== Segment start ==

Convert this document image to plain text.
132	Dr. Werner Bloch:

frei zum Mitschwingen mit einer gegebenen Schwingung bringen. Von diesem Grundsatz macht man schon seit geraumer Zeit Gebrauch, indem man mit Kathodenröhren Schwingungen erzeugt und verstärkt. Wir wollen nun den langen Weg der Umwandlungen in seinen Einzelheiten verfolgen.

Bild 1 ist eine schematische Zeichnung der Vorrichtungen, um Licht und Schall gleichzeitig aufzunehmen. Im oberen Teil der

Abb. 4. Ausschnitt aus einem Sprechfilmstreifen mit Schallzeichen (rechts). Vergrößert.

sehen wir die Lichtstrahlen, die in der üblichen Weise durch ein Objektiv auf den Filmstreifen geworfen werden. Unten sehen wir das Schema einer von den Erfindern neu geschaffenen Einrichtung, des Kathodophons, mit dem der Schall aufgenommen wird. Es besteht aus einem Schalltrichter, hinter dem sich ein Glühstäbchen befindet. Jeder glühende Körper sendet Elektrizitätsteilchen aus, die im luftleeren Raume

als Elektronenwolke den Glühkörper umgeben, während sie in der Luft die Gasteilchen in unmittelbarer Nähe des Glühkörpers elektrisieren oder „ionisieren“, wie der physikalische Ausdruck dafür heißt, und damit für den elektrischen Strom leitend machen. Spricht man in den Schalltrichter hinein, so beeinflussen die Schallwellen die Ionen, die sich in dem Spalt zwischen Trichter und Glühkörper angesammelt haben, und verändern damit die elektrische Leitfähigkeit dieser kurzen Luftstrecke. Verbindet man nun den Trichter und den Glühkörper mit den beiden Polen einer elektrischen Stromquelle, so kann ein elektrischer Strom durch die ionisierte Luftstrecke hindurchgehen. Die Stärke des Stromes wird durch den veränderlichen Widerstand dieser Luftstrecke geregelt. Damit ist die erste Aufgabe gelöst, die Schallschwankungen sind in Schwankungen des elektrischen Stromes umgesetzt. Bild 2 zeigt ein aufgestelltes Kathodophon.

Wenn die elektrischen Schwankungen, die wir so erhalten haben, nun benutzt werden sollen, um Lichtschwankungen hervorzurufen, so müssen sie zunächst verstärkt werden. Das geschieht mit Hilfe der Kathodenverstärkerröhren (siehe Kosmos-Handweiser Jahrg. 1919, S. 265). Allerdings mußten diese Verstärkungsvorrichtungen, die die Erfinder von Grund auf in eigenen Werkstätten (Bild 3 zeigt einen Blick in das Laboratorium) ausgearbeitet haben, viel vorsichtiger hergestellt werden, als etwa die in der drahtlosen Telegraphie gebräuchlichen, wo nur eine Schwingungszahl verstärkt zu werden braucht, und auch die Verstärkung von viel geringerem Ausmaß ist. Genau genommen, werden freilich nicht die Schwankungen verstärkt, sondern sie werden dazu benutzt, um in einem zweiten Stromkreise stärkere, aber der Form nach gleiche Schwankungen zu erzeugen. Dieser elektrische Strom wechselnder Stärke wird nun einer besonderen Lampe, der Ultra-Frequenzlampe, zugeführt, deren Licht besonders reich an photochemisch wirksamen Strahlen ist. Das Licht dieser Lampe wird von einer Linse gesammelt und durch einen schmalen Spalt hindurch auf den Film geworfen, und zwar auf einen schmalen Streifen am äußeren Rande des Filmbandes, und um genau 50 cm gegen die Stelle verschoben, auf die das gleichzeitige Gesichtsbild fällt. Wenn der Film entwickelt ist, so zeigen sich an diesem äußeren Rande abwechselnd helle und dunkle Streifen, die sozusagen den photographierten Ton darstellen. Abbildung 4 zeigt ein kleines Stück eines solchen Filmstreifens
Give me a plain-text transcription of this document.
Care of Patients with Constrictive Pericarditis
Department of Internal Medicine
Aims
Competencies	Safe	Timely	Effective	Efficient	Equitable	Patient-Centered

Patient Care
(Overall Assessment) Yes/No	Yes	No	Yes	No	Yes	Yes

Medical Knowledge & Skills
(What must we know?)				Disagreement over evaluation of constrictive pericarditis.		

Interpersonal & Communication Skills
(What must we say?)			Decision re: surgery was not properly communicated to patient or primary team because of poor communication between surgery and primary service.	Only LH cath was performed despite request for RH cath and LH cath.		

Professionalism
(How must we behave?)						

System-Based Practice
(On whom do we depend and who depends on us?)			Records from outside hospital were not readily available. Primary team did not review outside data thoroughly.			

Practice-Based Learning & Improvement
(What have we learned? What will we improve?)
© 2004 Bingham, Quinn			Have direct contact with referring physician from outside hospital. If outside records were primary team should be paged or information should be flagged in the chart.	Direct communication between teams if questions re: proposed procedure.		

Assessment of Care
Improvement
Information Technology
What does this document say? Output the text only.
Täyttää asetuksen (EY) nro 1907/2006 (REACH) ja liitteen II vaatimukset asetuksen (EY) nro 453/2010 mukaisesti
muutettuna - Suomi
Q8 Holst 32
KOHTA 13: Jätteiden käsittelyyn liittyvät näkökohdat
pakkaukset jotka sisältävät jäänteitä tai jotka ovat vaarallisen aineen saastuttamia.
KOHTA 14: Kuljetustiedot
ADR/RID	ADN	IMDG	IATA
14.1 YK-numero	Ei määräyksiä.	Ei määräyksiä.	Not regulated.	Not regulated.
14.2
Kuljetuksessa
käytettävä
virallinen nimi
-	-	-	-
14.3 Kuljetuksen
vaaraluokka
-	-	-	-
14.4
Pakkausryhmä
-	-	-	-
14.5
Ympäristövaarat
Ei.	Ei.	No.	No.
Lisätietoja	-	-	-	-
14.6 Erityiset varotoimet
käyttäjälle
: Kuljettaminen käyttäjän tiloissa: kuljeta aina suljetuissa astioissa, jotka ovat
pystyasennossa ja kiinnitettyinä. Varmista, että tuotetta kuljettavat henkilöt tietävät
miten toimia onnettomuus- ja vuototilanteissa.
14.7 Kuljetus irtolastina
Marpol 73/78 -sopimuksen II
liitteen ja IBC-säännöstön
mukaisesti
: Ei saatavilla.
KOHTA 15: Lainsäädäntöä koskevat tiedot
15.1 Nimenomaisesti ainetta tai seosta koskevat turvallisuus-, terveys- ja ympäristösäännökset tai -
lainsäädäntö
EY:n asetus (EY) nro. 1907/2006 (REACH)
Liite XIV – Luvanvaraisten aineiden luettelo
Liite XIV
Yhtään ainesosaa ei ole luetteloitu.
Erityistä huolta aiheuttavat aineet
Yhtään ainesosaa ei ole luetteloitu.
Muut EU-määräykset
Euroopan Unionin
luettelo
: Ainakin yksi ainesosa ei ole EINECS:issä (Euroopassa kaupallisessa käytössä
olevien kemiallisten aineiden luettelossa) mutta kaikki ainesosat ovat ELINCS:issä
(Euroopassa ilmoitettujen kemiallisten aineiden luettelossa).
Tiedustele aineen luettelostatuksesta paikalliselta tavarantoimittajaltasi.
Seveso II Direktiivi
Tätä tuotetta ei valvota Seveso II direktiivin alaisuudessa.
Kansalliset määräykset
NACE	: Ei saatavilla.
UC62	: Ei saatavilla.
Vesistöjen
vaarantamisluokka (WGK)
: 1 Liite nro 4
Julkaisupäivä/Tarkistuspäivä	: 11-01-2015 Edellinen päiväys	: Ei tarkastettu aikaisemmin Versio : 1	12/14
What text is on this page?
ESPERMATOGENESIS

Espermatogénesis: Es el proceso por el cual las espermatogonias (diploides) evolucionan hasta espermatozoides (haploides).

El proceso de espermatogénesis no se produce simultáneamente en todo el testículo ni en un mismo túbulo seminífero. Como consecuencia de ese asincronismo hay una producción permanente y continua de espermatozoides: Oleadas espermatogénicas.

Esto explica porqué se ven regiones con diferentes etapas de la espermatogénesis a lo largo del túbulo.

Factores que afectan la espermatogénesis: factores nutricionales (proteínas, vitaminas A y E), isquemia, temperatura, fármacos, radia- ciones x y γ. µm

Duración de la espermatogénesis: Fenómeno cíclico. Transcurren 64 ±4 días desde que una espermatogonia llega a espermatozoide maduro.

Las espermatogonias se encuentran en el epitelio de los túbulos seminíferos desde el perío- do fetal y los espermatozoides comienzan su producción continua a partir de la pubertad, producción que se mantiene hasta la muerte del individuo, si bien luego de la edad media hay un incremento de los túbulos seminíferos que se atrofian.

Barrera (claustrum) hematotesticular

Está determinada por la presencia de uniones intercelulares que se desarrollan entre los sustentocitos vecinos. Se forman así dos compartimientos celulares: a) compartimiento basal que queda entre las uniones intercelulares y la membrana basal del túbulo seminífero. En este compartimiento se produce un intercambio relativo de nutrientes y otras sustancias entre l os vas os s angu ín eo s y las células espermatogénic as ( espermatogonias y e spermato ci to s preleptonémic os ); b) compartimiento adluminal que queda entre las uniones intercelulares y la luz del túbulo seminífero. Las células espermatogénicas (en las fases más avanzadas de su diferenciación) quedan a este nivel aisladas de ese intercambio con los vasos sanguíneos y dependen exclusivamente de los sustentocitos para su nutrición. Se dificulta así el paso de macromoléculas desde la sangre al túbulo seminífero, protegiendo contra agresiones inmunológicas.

== Segment end ==

Please go over the data above and copy each line with "Euroopassa" in it.

- **RESPONSE TO THIS EXERCISE**
: Ainakin yksi ainesosa ei ole EINECS:issä (Euroopassa kaupallisessa käytössä
(Euroopassa ilmoitettujen kemiallisten aineiden luettelossa).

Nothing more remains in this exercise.